# What is needed:
Quote each line of the material verbatim, without the pictures.

# Data for this task:
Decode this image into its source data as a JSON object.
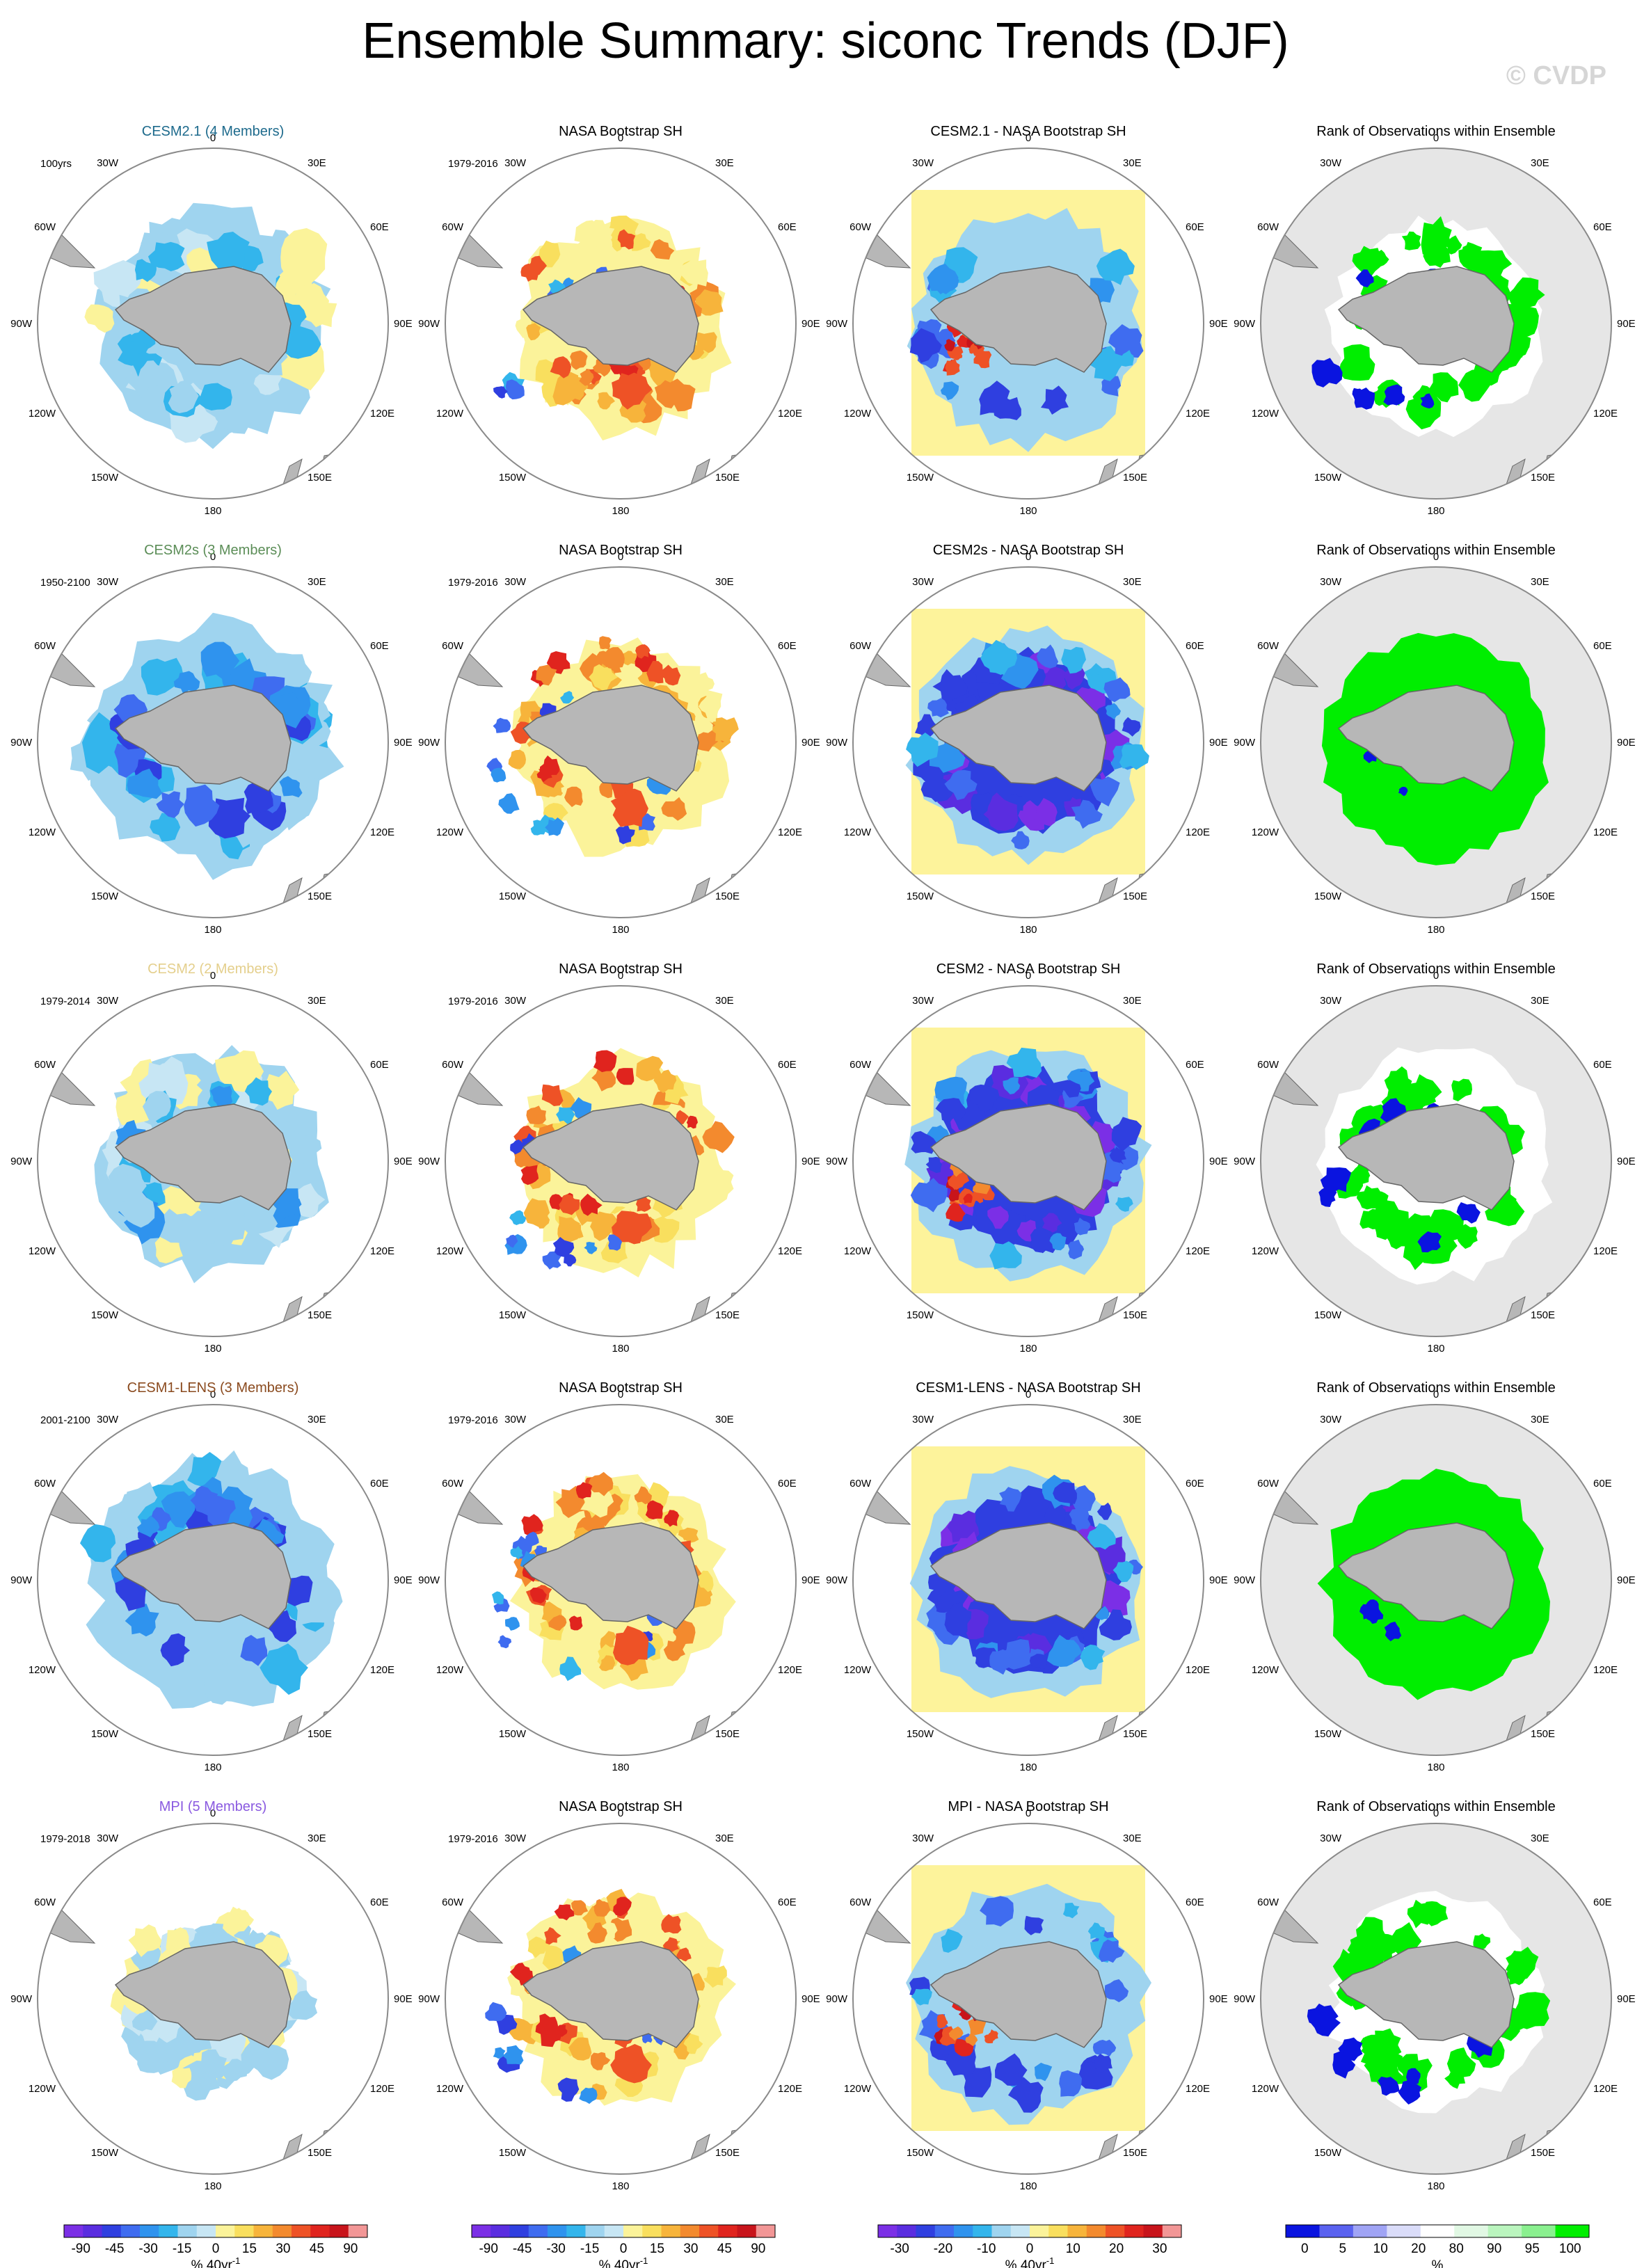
{
  "title": "Ensemble Summary: siconc Trends (DJF)",
  "credit": "© CVDP",
  "palette": {
    "diverging": [
      "#7b2fe6",
      "#5a2de0",
      "#2f3fe0",
      "#3f6cf0",
      "#2f93ee",
      "#33b5ec",
      "#9fd4ef",
      "#c7e6f4",
      "#fbf39a",
      "#f9df5e",
      "#f7b43b",
      "#f38a2e",
      "#ee5226",
      "#e0241e",
      "#c8141b",
      "#f29696"
    ],
    "rank": [
      "#0a14e0",
      "#5a62f0",
      "#a0a4f5",
      "#dadcf9",
      "#ffffff",
      "#e1f8e4",
      "#baf5be",
      "#8af08f",
      "#00ee00"
    ],
    "land": "#b7b7b7",
    "ocean_gray": "#e6e6e6",
    "yellow_fill": "#fdf39b"
  },
  "map_labels": {
    "top": "0",
    "bottom": "180",
    "upper_left": "30W",
    "upper_right": "30E",
    "left_upper": "60W",
    "right_upper": "60E",
    "left": "90W",
    "right": "90E",
    "left_lower": "120W",
    "right_lower": "120E",
    "lower_left": "150W",
    "lower_right": "150E"
  },
  "rows": [
    {
      "model_title": "CESM2.1 (4 Members)",
      "model_color": "#1d6a8c",
      "period": "100yrs",
      "obs_title": "NASA Bootstrap SH",
      "obs_period": "1979-2016",
      "diff_title": "CESM2.1 - NASA Bootstrap SH",
      "rank_title": "Rank of Observations within Ensemble",
      "model_pattern": "weak",
      "diff_pattern": "mixed_red",
      "rank_pattern": "mixed_blue"
    },
    {
      "model_title": "CESM2s (3 Members)",
      "model_color": "#5b8d57",
      "period": "1950-2100",
      "obs_title": "NASA Bootstrap SH",
      "obs_period": "1979-2016",
      "diff_title": "CESM2s - NASA Bootstrap SH",
      "rank_title": "Rank of Observations within Ensemble",
      "model_pattern": "strong_blue",
      "diff_pattern": "strong_purple",
      "rank_pattern": "full_green"
    },
    {
      "model_title": "CESM2 (2 Members)",
      "model_color": "#e4cf8c",
      "period": "1979-2014",
      "obs_title": "NASA Bootstrap SH",
      "obs_period": "1979-2016",
      "diff_title": "CESM2 - NASA Bootstrap SH",
      "rank_title": "Rank of Observations within Ensemble",
      "model_pattern": "moderate_blue",
      "diff_pattern": "purple_red",
      "rank_pattern": "mixed_white"
    },
    {
      "model_title": "CESM1-LENS (3 Members)",
      "model_color": "#8a4a1e",
      "period": "2001-2100",
      "obs_title": "NASA Bootstrap SH",
      "obs_period": "1979-2016",
      "diff_title": "CESM1-LENS - NASA Bootstrap SH",
      "rank_title": "Rank of Observations within Ensemble",
      "model_pattern": "strong_blue",
      "diff_pattern": "strong_purple",
      "rank_pattern": "full_green"
    },
    {
      "model_title": "MPI (5 Members)",
      "model_color": "#8a5ae0",
      "period": "1979-2018",
      "obs_title": "NASA Bootstrap SH",
      "obs_period": "1979-2016",
      "diff_title": "MPI - NASA Bootstrap SH",
      "rank_title": "Rank of Observations within Ensemble",
      "model_pattern": "small",
      "diff_pattern": "mixed_red",
      "rank_pattern": "mixed_blue"
    }
  ],
  "colorbars": [
    {
      "ticks": [
        "-90",
        "-45",
        "-30",
        "-15",
        "0",
        "15",
        "30",
        "45",
        "90"
      ],
      "unit": "% 40yr",
      "exponent": "-1"
    },
    {
      "ticks": [
        "-90",
        "-45",
        "-30",
        "-15",
        "0",
        "15",
        "30",
        "45",
        "90"
      ],
      "unit": "% 40yr",
      "exponent": "-1"
    },
    {
      "ticks": [
        "-30",
        "-20",
        "-10",
        "0",
        "10",
        "20",
        "30"
      ],
      "unit": "% 40yr",
      "exponent": "-1"
    },
    {
      "ticks": [
        "0",
        "5",
        "10",
        "20",
        "80",
        "90",
        "95",
        "100"
      ],
      "unit": "%",
      "exponent": ""
    }
  ]
}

# Output for this exercise:
Decode this image into its source data as a JSON object.
{
  "title": "Ensemble Summary: siconc Trends (DJF)",
  "credit": "© CVDP",
  "palette": {
    "diverging": [
      "#7b2fe6",
      "#5a2de0",
      "#2f3fe0",
      "#3f6cf0",
      "#2f93ee",
      "#33b5ec",
      "#9fd4ef",
      "#c7e6f4",
      "#fbf39a",
      "#f9df5e",
      "#f7b43b",
      "#f38a2e",
      "#ee5226",
      "#e0241e",
      "#c8141b",
      "#f29696"
    ],
    "rank": [
      "#0a14e0",
      "#5a62f0",
      "#a0a4f5",
      "#dadcf9",
      "#ffffff",
      "#e1f8e4",
      "#baf5be",
      "#8af08f",
      "#00ee00"
    ],
    "land": "#b7b7b7",
    "ocean_gray": "#e6e6e6",
    "yellow_fill": "#fdf39b"
  },
  "map_labels": {
    "top": "0",
    "bottom": "180",
    "upper_left": "30W",
    "upper_right": "30E",
    "left_upper": "60W",
    "right_upper": "60E",
    "left": "90W",
    "right": "90E",
    "left_lower": "120W",
    "right_lower": "120E",
    "lower_left": "150W",
    "lower_right": "150E"
  },
  "rows": [
    {
      "model_title": "CESM2.1 (4 Members)",
      "model_color": "#1d6a8c",
      "period": "100yrs",
      "obs_title": "NASA Bootstrap SH",
      "obs_period": "1979-2016",
      "diff_title": "CESM2.1 - NASA Bootstrap SH",
      "rank_title": "Rank of Observations within Ensemble",
      "model_pattern": "weak",
      "diff_pattern": "mixed_red",
      "rank_pattern": "mixed_blue"
    },
    {
      "model_title": "CESM2s (3 Members)",
      "model_color": "#5b8d57",
      "period": "1950-2100",
      "obs_title": "NASA Bootstrap SH",
      "obs_period": "1979-2016",
      "diff_title": "CESM2s - NASA Bootstrap SH",
      "rank_title": "Rank of Observations within Ensemble",
      "model_pattern": "strong_blue",
      "diff_pattern": "strong_purple",
      "rank_pattern": "full_green"
    },
    {
      "model_title": "CESM2 (2 Members)",
      "model_color": "#e4cf8c",
      "period": "1979-2014",
      "obs_title": "NASA Bootstrap SH",
      "obs_period": "1979-2016",
      "diff_title": "CESM2 - NASA Bootstrap SH",
      "rank_title": "Rank of Observations within Ensemble",
      "model_pattern": "moderate_blue",
      "diff_pattern": "purple_red",
      "rank_pattern": "mixed_white"
    },
    {
      "model_title": "CESM1-LENS (3 Members)",
      "model_color": "#8a4a1e",
      "period": "2001-2100",
      "obs_title": "NASA Bootstrap SH",
      "obs_period": "1979-2016",
      "diff_title": "CESM1-LENS - NASA Bootstrap SH",
      "rank_title": "Rank of Observations within Ensemble",
      "model_pattern": "strong_blue",
      "diff_pattern": "strong_purple",
      "rank_pattern": "full_green"
    },
    {
      "model_title": "MPI (5 Members)",
      "model_color": "#8a5ae0",
      "period": "1979-2018",
      "obs_title": "NASA Bootstrap SH",
      "obs_period": "1979-2016",
      "diff_title": "MPI - NASA Bootstrap SH",
      "rank_title": "Rank of Observations within Ensemble",
      "model_pattern": "small",
      "diff_pattern": "mixed_red",
      "rank_pattern": "mixed_blue"
    }
  ],
  "colorbars": [
    {
      "ticks": [
        "-90",
        "-45",
        "-30",
        "-15",
        "0",
        "15",
        "30",
        "45",
        "90"
      ],
      "unit": "% 40yr",
      "exponent": "-1"
    },
    {
      "ticks": [
        "-90",
        "-45",
        "-30",
        "-15",
        "0",
        "15",
        "30",
        "45",
        "90"
      ],
      "unit": "% 40yr",
      "exponent": "-1"
    },
    {
      "ticks": [
        "-30",
        "-20",
        "-10",
        "0",
        "10",
        "20",
        "30"
      ],
      "unit": "% 40yr",
      "exponent": "-1"
    },
    {
      "ticks": [
        "0",
        "5",
        "10",
        "20",
        "80",
        "90",
        "95",
        "100"
      ],
      "unit": "%",
      "exponent": ""
    }
  ]
}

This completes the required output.